**What you are asked to do:**
Search the data below for "Friday"; list each line that holds it.

**Input for this task:**

* * * * * * *

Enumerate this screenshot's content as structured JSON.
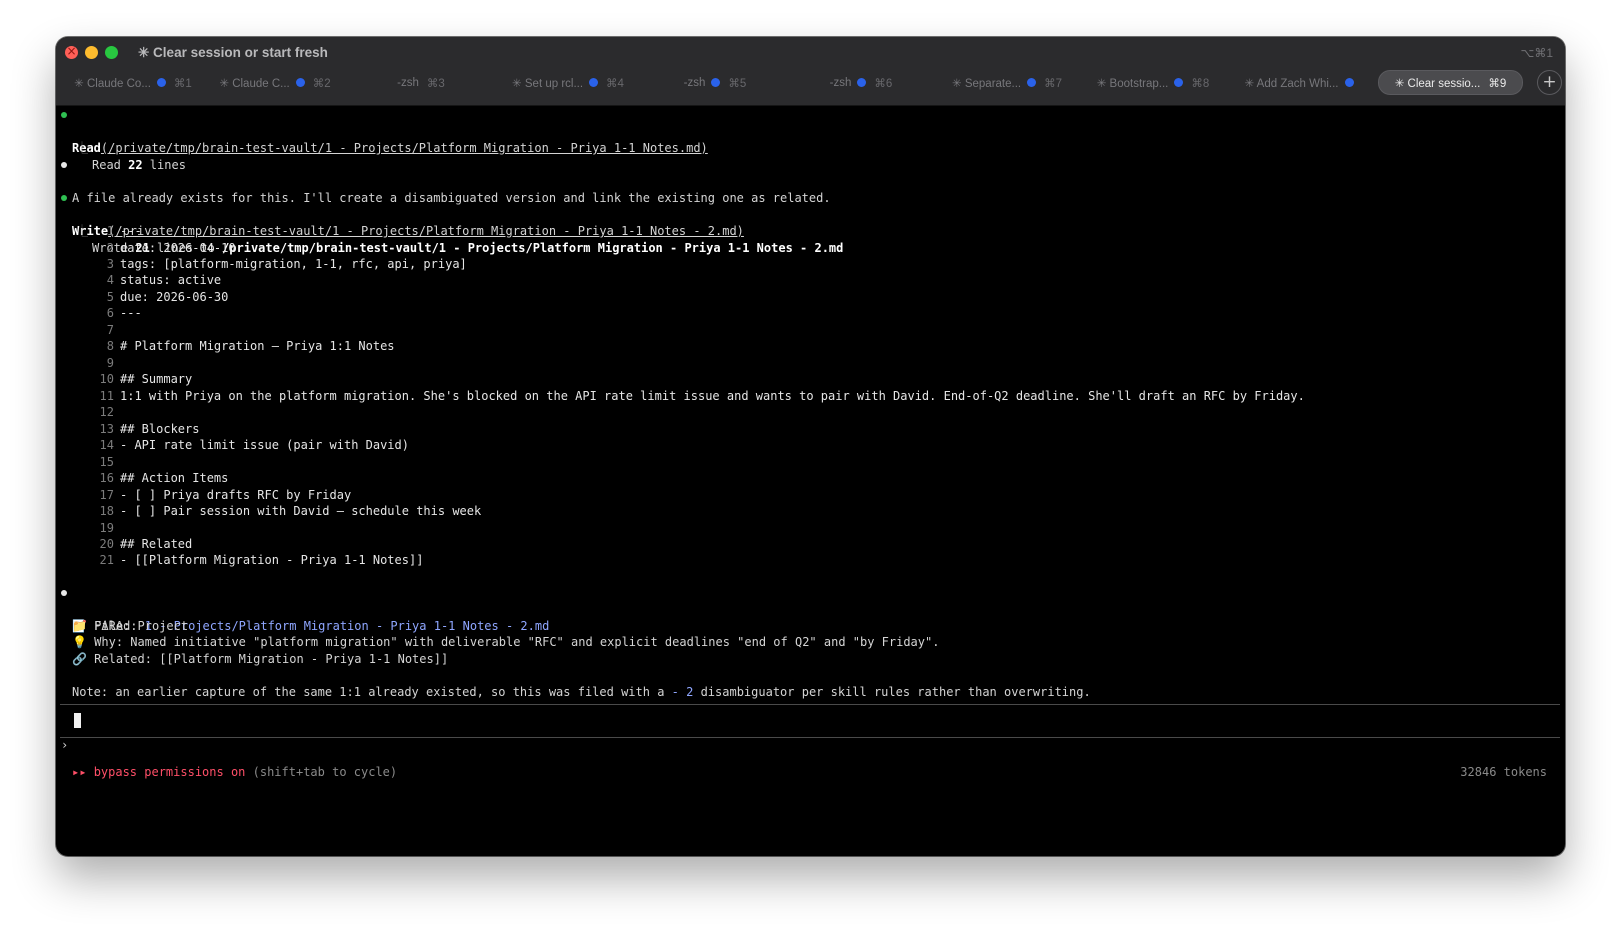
{
  "window": {
    "title": "✳ Clear session or start fresh",
    "shortcut": "⌥⌘1"
  },
  "tabs": [
    {
      "label": "✳ Claude Co...",
      "dot": true,
      "shortcut": "⌘1"
    },
    {
      "label": "✳ Claude C...",
      "dot": true,
      "shortcut": "⌘2"
    },
    {
      "label": "-zsh",
      "dot": false,
      "shortcut": "⌘3"
    },
    {
      "label": "✳ Set up rcl...",
      "dot": true,
      "shortcut": "⌘4"
    },
    {
      "label": "-zsh",
      "dot": true,
      "shortcut": "⌘5"
    },
    {
      "label": "-zsh",
      "dot": true,
      "shortcut": "⌘6"
    },
    {
      "label": "✳ Separate...",
      "dot": true,
      "shortcut": "⌘7"
    },
    {
      "label": "✳ Bootstrap...",
      "dot": true,
      "shortcut": "⌘8"
    },
    {
      "label": "✳ Add Zach Whi...",
      "dot": true,
      "shortcut": ""
    },
    {
      "label": "✳ Clear sessio...",
      "dot": false,
      "shortcut": "⌘9",
      "active": true
    }
  ],
  "plus_label": "+",
  "read": {
    "tool": "Read",
    "path": "(/private/tmp/brain-test-vault/1 - Projects/Platform Migration - Priya 1-1 Notes.md)",
    "result_prefix": "Read ",
    "result_count": "22",
    "result_suffix": " lines"
  },
  "message1": "A file already exists for this. I'll create a disambiguated version and link the existing one as related.",
  "write": {
    "tool": "Write",
    "path": "(/private/tmp/brain-test-vault/1 - Projects/Platform Migration - Priya 1-1 Notes - 2.md)",
    "result_prefix": "Wrote ",
    "result_count": "21",
    "result_mid": " lines to ",
    "result_path": "/private/tmp/brain-test-vault/1 - Projects/Platform Migration - Priya 1-1 Notes - 2.md"
  },
  "code_lines": [
    {
      "n": "1",
      "t": "---"
    },
    {
      "n": "2",
      "t": "date: 2026-04-10"
    },
    {
      "n": "3",
      "t": "tags: [platform-migration, 1-1, rfc, api, priya]"
    },
    {
      "n": "4",
      "t": "status: active"
    },
    {
      "n": "5",
      "t": "due: 2026-06-30"
    },
    {
      "n": "6",
      "t": "---"
    },
    {
      "n": "7",
      "t": ""
    },
    {
      "n": "8",
      "t": "# Platform Migration – Priya 1:1 Notes"
    },
    {
      "n": "9",
      "t": ""
    },
    {
      "n": "10",
      "t": "## Summary"
    },
    {
      "n": "11",
      "t": "1:1 with Priya on the platform migration. She's blocked on the API rate limit issue and wants to pair with David. End-of-Q2 deadline. She'll draft an RFC by Friday."
    },
    {
      "n": "12",
      "t": ""
    },
    {
      "n": "13",
      "t": "## Blockers"
    },
    {
      "n": "14",
      "t": "- API rate limit issue (pair with David)"
    },
    {
      "n": "15",
      "t": ""
    },
    {
      "n": "16",
      "t": "## Action Items"
    },
    {
      "n": "17",
      "t": "- [ ] Priya drafts RFC by Friday"
    },
    {
      "n": "18",
      "t": "- [ ] Pair session with David – schedule this week"
    },
    {
      "n": "19",
      "t": ""
    },
    {
      "n": "20",
      "t": "## Related"
    },
    {
      "n": "21",
      "t": "- [[Platform Migration - Priya 1-1 Notes]]"
    }
  ],
  "summary": {
    "filed_icon": "📝",
    "filed_label": " Filed: ",
    "filed_path": "1 - Projects/Platform Migration - Priya 1-1 Notes - 2.md",
    "para_icon": "📁",
    "para_text": " PARA: Project",
    "why_icon": "💡",
    "why_text": " Why: Named initiative \"platform migration\" with deliverable \"RFC\" and explicit deadlines \"end of Q2\" and \"by Friday\".",
    "related_icon": "🔗",
    "related_text": " Related: [[Platform Migration - Priya 1-1 Notes]]",
    "note_prefix": "Note: an earlier capture of the same 1:1 already existed, so this was filed with a ",
    "note_highlight": "- 2",
    "note_suffix": " disambiguator per skill rules rather than overwriting."
  },
  "prompt": {
    "symbol": "›"
  },
  "status": {
    "arrows": "▸▸",
    "mode": "bypass permissions on",
    "hint": " (shift+tab to cycle)",
    "tokens": "32846 tokens"
  },
  "colors": {
    "accent_blue": "#2a62ea",
    "bullet_green": "#2fc052",
    "bypass_red": "#ff4f68",
    "link_blue": "#8fa6ff"
  }
}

* * * * * * *

**Correct output:**
      "t": "1:1 with Priya on the platform migration. She's blocked on the API rate limit issue and wants to pair with David. End-of-Q2 deadline. She'll draft an RFC by Friday."
      "t": "- [ ] Priya drafts RFC by Friday"
    "why_text": " Why: Named initiative \"platform migration\" with deliverable \"RFC\" and explicit deadlines \"end of Q2\" and \"by Friday\".",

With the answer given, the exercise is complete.